Provided records:
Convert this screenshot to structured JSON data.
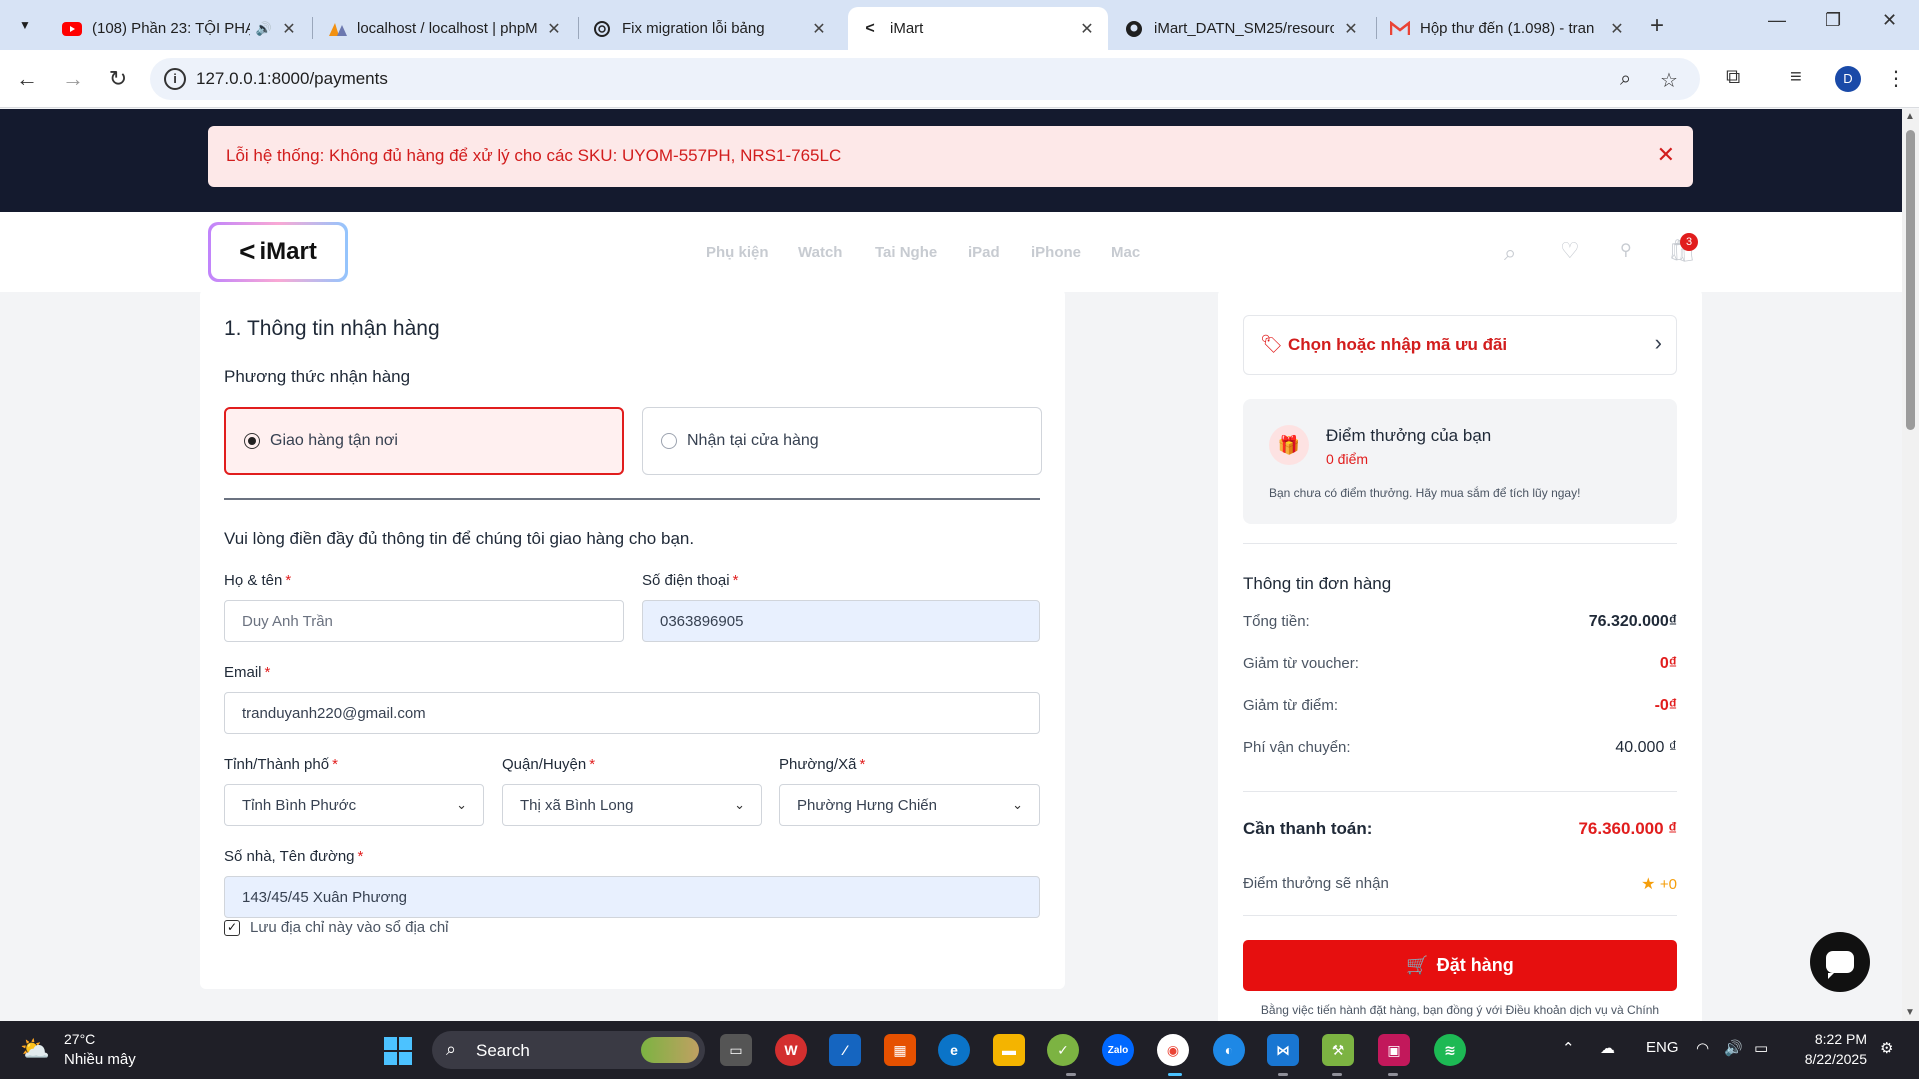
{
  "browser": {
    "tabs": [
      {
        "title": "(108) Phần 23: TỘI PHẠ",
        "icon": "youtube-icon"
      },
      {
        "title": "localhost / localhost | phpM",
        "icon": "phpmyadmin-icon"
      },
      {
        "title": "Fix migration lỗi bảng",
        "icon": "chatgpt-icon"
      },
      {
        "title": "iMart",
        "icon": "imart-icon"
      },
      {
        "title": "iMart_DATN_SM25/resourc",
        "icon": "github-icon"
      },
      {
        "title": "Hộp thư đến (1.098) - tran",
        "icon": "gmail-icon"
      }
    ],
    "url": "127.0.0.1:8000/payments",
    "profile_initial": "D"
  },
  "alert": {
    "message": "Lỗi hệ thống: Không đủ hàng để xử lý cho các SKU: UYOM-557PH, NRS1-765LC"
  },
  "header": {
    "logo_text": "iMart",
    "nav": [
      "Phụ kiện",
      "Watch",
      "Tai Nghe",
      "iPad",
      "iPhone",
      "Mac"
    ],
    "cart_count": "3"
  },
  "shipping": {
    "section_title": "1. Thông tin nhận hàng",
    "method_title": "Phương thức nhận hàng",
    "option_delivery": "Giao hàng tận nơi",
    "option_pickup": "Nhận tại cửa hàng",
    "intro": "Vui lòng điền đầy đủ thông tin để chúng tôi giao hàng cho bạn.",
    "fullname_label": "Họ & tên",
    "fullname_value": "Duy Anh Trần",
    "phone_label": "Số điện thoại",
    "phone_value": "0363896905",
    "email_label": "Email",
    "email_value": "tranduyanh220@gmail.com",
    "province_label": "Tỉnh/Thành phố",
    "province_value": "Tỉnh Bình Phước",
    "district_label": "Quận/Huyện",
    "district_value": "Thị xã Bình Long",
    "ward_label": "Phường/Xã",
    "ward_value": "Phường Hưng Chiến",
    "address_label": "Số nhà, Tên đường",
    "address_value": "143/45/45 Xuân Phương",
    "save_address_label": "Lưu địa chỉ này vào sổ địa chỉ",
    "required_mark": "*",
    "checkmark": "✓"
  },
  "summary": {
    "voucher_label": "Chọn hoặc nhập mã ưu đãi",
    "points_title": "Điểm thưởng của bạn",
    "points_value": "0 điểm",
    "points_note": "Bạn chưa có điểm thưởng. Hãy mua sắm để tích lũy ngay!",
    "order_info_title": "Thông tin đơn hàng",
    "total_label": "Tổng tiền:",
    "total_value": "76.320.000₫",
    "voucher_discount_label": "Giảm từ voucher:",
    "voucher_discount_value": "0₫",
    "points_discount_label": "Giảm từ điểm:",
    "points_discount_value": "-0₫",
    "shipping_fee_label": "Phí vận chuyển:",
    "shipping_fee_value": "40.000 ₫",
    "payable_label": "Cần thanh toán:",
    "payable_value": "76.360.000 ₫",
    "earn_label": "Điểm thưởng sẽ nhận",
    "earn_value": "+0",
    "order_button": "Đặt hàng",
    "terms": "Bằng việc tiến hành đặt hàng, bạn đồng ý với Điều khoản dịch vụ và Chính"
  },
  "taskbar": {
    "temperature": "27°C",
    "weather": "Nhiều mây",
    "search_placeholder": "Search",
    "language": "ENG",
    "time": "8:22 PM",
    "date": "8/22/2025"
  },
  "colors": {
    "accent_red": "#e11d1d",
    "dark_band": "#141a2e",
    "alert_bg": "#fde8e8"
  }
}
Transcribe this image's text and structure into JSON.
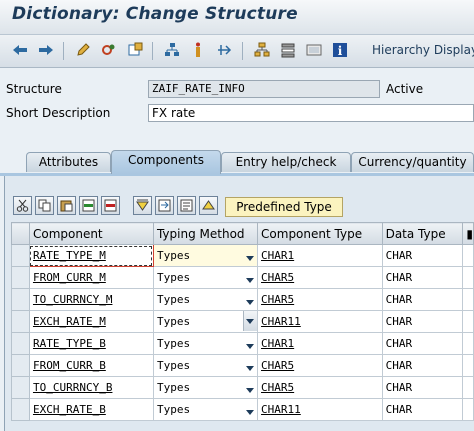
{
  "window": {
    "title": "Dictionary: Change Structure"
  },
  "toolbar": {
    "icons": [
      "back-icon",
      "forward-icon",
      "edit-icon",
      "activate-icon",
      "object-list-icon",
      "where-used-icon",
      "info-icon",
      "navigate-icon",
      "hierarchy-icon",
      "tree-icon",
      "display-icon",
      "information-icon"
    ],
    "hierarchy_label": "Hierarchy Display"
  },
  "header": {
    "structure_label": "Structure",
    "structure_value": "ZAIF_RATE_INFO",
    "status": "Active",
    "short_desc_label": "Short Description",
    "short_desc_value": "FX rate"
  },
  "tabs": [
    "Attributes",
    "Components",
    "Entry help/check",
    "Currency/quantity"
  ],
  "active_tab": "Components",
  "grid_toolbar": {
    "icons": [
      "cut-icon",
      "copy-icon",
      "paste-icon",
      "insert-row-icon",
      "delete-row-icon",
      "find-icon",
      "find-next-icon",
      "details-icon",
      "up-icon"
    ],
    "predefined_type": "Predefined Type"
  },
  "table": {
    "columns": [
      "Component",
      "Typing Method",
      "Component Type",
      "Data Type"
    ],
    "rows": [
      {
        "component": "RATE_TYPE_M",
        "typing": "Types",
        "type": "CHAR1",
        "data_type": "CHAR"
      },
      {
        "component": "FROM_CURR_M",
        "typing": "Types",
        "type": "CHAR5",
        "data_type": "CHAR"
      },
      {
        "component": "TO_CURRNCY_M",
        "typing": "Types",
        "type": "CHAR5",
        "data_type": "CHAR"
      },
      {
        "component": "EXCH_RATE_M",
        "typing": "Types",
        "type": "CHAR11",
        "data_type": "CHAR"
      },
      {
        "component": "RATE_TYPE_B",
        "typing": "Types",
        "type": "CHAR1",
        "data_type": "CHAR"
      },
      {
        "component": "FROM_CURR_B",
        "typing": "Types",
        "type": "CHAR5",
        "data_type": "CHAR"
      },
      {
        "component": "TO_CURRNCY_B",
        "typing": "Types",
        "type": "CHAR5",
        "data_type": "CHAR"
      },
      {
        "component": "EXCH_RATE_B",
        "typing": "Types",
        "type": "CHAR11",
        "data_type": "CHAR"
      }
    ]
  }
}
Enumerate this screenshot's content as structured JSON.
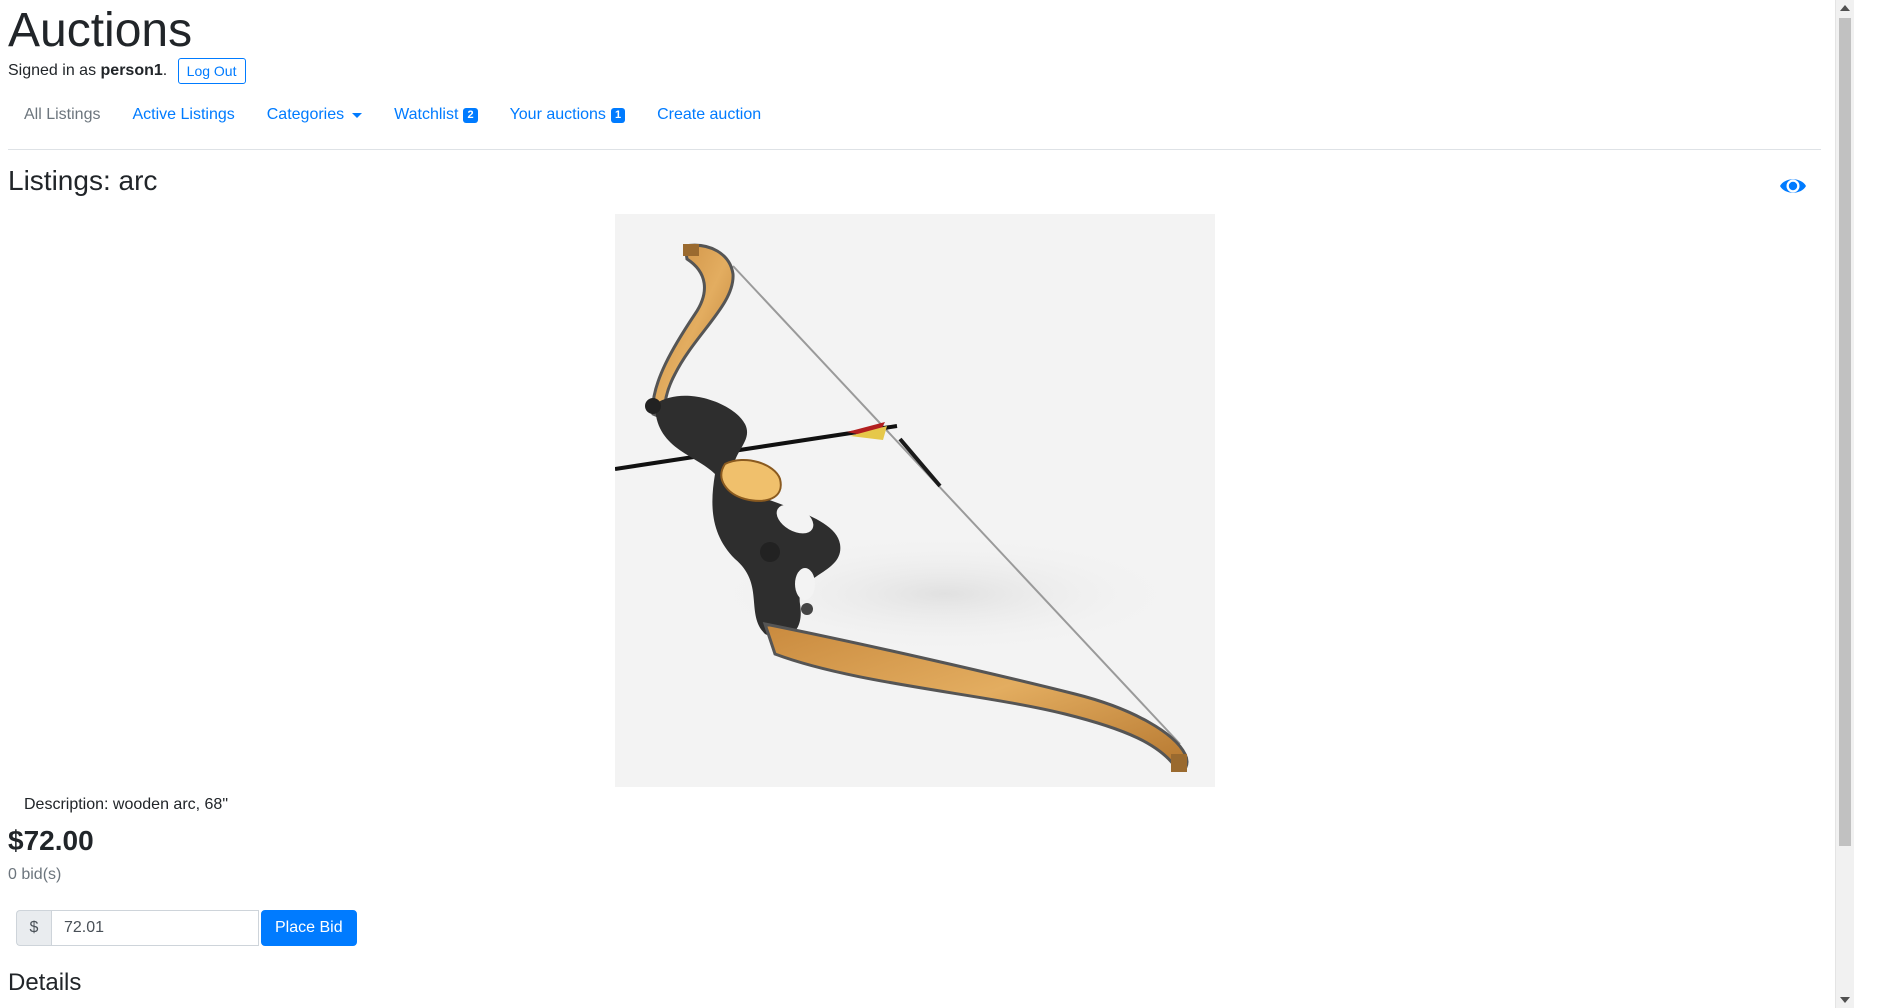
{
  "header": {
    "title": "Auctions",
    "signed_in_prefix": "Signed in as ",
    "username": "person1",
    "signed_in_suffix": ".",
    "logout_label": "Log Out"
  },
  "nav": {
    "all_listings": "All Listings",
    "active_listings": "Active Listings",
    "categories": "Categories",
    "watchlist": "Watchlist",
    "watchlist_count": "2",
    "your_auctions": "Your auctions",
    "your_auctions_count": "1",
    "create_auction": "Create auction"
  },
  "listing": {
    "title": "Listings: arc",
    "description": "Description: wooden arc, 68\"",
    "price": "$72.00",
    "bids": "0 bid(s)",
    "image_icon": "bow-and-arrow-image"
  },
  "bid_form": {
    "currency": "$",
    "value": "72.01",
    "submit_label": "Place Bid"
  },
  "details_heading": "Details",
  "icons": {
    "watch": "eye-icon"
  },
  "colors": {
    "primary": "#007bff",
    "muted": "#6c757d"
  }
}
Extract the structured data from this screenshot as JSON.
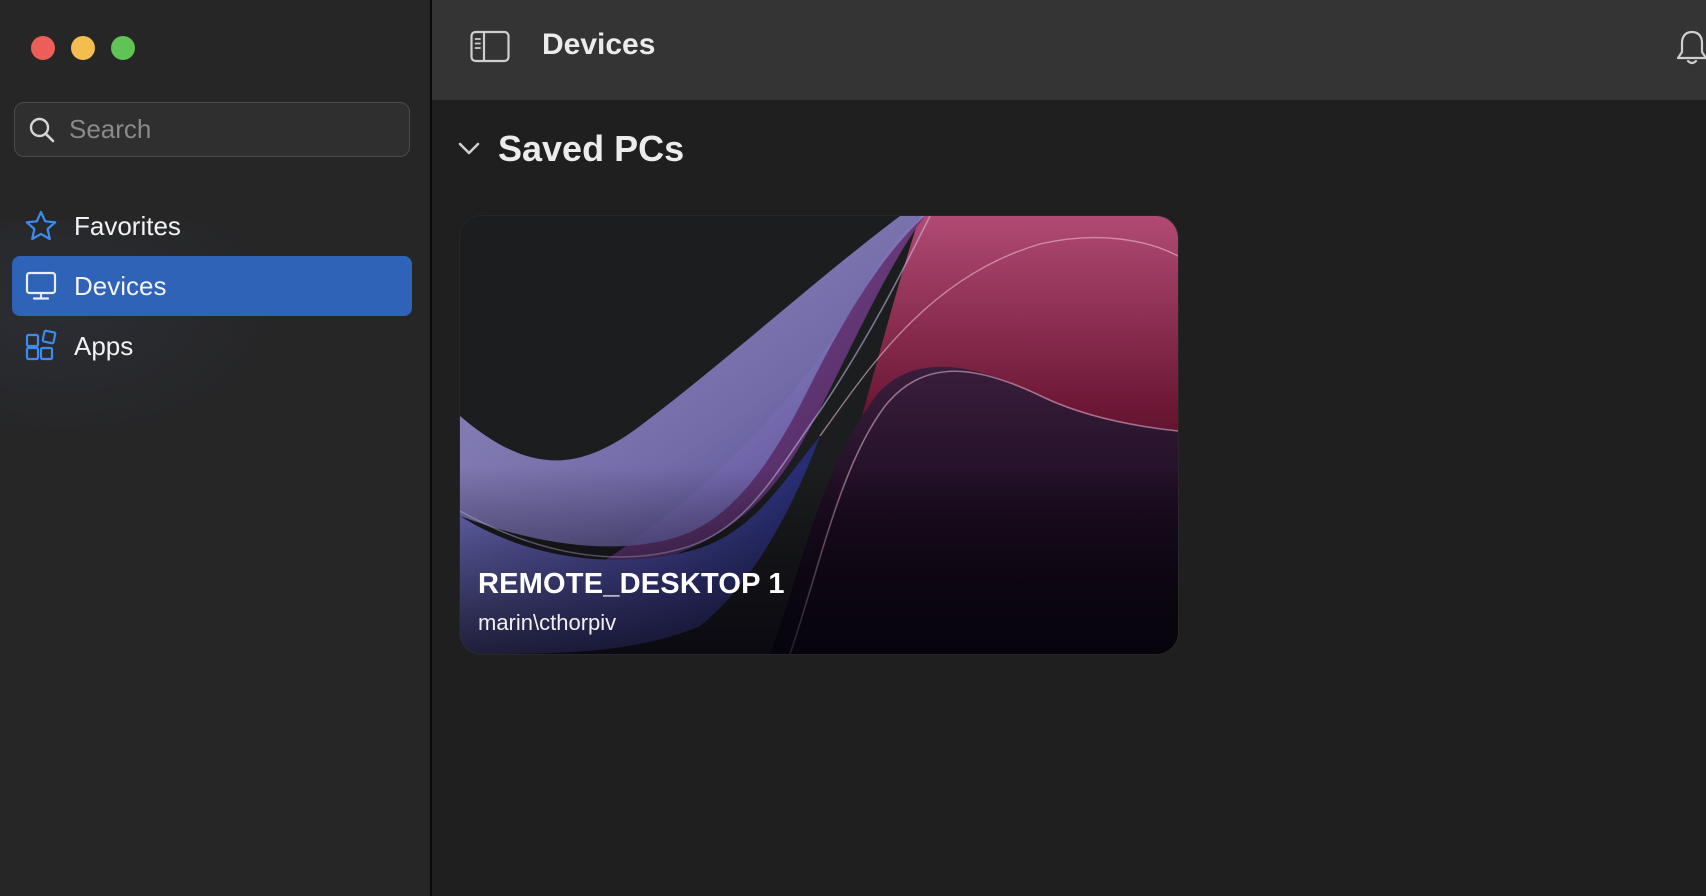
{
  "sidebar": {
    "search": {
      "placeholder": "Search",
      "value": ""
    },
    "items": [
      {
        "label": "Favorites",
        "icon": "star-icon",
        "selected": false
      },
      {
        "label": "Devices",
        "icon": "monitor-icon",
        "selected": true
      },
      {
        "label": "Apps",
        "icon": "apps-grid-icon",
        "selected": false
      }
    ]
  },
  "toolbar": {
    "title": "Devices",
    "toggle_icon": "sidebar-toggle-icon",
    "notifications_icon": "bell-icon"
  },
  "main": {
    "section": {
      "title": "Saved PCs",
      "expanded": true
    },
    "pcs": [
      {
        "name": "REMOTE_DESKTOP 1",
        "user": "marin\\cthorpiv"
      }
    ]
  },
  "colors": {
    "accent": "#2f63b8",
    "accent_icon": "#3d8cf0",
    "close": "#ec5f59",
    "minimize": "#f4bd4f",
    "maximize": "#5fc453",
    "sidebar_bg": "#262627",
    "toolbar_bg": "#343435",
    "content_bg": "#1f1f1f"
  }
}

Short task:
Filter the records, keeping only lines that contain "thưởng", and show those lines.

Result below:
    "points_title": "Điểm thưởng của bạn",
    "points_note": "Bạn chưa có điểm thưởng. Hãy mua sắm để tích lũy ngay!",
    "earn_label": "Điểm thưởng sẽ nhận",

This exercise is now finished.